* [What you have to do]:
Locate the lines that hold the string "ordinary". Copy every such line.

* [Items]:
----------------
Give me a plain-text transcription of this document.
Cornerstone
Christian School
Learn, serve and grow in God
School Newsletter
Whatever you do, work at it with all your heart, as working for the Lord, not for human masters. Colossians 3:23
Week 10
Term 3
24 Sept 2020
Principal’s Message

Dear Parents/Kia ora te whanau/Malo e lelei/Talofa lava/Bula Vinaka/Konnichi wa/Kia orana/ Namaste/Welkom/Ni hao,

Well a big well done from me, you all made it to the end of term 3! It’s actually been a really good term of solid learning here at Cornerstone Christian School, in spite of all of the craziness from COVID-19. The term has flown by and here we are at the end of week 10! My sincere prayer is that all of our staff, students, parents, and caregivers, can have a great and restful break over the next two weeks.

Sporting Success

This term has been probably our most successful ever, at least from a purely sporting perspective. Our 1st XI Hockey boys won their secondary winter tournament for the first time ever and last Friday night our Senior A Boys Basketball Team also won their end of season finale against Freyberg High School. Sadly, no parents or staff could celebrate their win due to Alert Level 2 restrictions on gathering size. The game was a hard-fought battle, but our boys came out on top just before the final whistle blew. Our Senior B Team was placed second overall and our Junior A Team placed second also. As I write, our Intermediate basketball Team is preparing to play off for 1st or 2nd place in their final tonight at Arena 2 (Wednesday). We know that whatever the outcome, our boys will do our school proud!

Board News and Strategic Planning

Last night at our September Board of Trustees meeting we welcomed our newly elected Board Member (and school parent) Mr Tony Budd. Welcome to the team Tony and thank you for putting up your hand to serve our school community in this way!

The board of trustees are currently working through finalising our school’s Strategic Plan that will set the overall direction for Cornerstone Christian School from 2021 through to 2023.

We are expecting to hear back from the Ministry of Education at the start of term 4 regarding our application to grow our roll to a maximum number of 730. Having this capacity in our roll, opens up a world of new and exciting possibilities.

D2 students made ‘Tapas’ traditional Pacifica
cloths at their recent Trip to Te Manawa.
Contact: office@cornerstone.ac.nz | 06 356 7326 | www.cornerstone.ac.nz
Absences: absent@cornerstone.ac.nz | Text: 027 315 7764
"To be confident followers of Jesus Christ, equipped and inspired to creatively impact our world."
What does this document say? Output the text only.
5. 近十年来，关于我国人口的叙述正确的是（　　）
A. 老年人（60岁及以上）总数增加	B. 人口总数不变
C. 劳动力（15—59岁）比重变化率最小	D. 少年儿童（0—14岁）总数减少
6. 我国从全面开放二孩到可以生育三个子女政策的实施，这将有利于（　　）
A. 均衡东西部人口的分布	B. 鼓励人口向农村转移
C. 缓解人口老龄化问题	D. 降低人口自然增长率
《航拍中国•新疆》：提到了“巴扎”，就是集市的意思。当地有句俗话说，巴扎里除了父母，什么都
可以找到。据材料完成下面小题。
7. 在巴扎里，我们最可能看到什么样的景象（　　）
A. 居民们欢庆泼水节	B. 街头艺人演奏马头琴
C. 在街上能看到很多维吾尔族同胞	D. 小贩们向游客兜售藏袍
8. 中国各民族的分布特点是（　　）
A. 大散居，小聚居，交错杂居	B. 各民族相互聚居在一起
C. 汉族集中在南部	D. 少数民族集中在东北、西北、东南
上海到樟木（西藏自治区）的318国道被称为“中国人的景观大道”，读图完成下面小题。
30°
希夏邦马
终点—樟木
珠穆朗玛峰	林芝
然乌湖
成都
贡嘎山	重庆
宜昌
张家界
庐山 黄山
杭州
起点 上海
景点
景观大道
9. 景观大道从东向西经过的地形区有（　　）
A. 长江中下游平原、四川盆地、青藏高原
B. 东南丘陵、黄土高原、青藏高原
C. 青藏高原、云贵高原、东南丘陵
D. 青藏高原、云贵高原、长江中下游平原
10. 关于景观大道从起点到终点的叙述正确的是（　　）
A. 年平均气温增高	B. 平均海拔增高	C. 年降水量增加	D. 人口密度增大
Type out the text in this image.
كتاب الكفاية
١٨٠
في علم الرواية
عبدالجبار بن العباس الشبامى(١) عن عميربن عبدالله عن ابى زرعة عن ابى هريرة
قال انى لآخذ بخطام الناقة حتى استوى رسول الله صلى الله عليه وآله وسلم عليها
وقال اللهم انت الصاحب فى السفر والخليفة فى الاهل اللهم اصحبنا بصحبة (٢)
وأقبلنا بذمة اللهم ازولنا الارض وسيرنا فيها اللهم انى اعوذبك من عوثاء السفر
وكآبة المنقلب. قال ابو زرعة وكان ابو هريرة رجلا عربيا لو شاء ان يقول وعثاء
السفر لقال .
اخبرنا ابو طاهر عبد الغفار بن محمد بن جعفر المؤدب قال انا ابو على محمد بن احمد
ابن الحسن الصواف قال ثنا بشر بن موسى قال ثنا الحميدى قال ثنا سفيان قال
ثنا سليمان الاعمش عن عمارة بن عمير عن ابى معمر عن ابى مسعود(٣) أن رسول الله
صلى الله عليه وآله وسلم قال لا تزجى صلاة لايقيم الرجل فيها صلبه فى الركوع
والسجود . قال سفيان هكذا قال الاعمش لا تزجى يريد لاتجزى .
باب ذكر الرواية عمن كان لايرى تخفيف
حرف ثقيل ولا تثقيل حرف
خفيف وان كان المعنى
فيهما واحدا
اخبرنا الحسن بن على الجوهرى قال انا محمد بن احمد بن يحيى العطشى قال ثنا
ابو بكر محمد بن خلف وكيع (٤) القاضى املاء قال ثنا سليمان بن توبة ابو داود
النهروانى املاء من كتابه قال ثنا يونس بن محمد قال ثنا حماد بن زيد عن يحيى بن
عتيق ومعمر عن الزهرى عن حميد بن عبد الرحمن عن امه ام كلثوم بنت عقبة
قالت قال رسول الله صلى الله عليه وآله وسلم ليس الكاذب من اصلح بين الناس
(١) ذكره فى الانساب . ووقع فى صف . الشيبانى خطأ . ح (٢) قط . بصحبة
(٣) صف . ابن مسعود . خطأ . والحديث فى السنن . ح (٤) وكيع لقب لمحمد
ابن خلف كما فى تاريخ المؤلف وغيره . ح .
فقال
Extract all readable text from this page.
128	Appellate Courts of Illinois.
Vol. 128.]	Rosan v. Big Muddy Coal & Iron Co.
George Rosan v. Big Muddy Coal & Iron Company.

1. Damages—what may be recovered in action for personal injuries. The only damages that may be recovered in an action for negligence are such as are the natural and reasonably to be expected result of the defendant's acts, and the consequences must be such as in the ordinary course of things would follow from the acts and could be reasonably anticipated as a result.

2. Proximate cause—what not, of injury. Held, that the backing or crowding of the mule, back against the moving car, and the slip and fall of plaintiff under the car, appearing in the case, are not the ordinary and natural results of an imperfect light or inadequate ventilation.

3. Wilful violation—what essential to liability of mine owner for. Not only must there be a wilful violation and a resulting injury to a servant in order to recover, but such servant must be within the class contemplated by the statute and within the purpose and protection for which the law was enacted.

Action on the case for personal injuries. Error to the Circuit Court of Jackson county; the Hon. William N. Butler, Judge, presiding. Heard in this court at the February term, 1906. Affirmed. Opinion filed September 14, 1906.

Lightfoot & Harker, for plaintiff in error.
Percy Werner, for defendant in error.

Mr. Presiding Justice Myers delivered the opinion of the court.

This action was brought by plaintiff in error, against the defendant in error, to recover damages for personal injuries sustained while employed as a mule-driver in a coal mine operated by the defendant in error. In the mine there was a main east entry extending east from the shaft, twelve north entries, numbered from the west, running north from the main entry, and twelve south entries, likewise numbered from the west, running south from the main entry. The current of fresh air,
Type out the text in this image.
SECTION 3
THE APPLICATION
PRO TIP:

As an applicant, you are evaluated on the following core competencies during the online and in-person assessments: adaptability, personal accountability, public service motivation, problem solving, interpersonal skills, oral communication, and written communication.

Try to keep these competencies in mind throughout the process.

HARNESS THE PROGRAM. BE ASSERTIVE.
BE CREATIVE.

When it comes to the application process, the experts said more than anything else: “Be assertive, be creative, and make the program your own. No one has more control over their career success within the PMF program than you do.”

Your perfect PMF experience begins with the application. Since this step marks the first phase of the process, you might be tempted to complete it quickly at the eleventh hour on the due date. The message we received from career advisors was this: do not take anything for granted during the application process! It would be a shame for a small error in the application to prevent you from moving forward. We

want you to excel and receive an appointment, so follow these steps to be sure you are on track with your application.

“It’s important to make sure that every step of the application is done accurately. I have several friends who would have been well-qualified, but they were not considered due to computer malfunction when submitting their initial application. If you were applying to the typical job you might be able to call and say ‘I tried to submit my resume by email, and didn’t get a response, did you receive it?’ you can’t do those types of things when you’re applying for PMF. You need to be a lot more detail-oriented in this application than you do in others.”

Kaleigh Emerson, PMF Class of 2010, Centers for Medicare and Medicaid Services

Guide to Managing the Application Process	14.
----------------
* [Problem solution]:
1. Damages—what may be recovered in action for personal injuries. The only damages that may be recovered in an action for negligence are such as are the natural and reasonably to be expected result of the defendant's acts, and the consequences must be such as in the ordinary course of things would follow from the acts and could be reasonably anticipated as a result.
2. Proximate cause—what not, of injury. Held, that the backing or crowding of the mule, back against the moving car, and the slip and fall of plaintiff under the car, appearing in the case, are not the ordinary and natural results of an imperfect light or inadequate ventilation.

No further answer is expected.